Any pictures in the records below should be skipped; write out everything else exactly.

+ + + + +

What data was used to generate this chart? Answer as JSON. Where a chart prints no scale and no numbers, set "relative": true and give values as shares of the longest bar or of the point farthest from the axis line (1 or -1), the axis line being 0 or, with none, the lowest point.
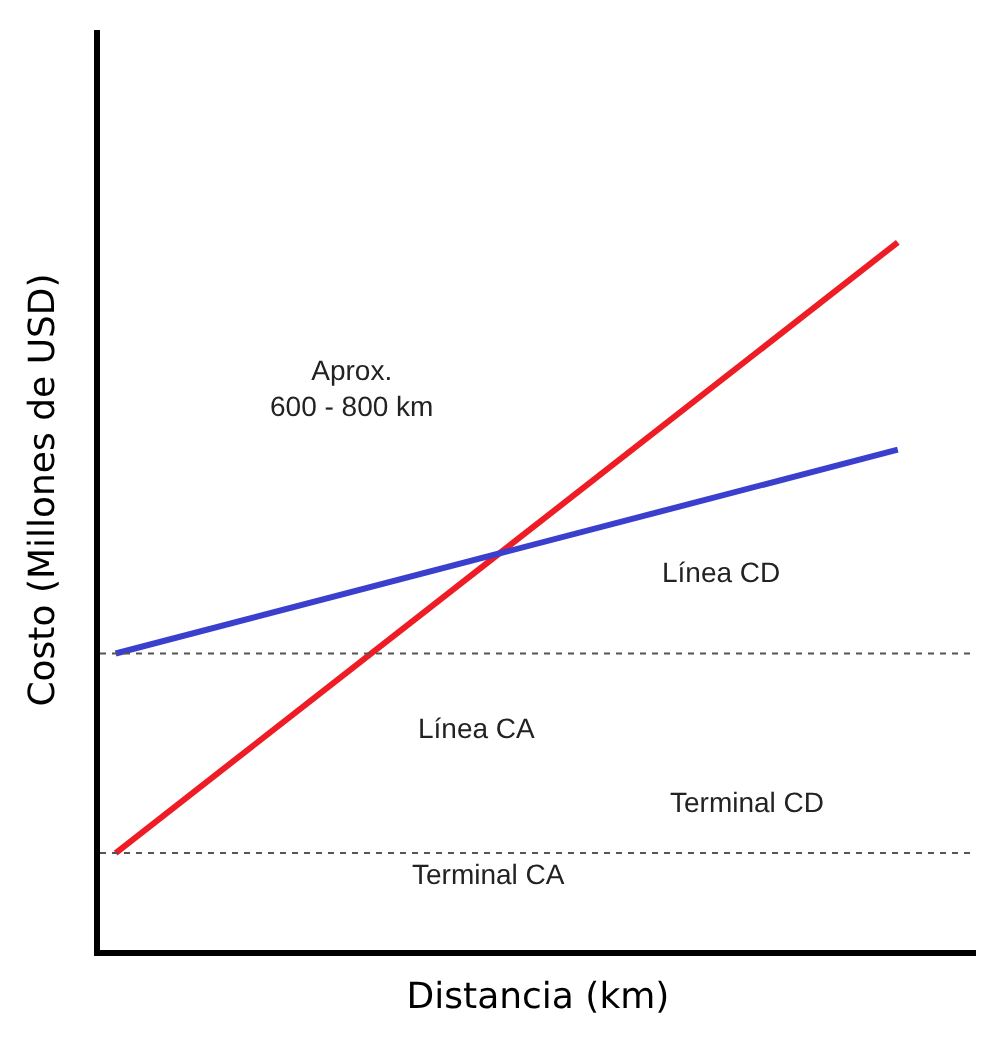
{
  "chart_data": {
    "type": "line",
    "relative": true,
    "xlabel": "Distancia (km)",
    "ylabel": "Costo (Millones de USD)",
    "categories": [
      null,
      null
    ],
    "tick_labels": false,
    "series": [
      {
        "color": "#ee1c25",
        "values": [
          0.137,
          1.0
        ]
      },
      {
        "color": "#3b3fce",
        "values": [
          0.419,
          0.707
        ]
      }
    ],
    "ref_lines": [
      {
        "axis": "y",
        "value": 0.419,
        "line_style": "dotted",
        "color": "#555555"
      },
      {
        "axis": "y",
        "value": 0.137,
        "line_style": "dotted",
        "color": "#555555"
      }
    ],
    "annotations": [
      "Aprox.\n600 - 800 km",
      "Línea CD",
      "Línea CA",
      "Terminal CD",
      "Terminal CA"
    ]
  }
}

+ + + + +

Written response>
What data was used to generate this chart? Answer as JSON. Where a chart prints no scale and no numbers, set "relative": true and give values as shares of the longest bar or of the point farthest from the axis line (1 or -1), the axis line being 0 or, with none, the lowest point.
{
  "chart_data": {
    "type": "line",
    "relative": true,
    "xlabel": "Distancia (km)",
    "ylabel": "Costo (Millones de USD)",
    "categories": [
      null,
      null
    ],
    "tick_labels": false,
    "series": [
      {
        "color": "#ee1c25",
        "values": [
          0.137,
          1.0
        ]
      },
      {
        "color": "#3b3fce",
        "values": [
          0.419,
          0.707
        ]
      }
    ],
    "ref_lines": [
      {
        "axis": "y",
        "value": 0.419,
        "line_style": "dotted",
        "color": "#555555"
      },
      {
        "axis": "y",
        "value": 0.137,
        "line_style": "dotted",
        "color": "#555555"
      }
    ],
    "annotations": [
      "Aprox.\n600 - 800 km",
      "Línea CD",
      "Línea CA",
      "Terminal CD",
      "Terminal CA"
    ]
  }
}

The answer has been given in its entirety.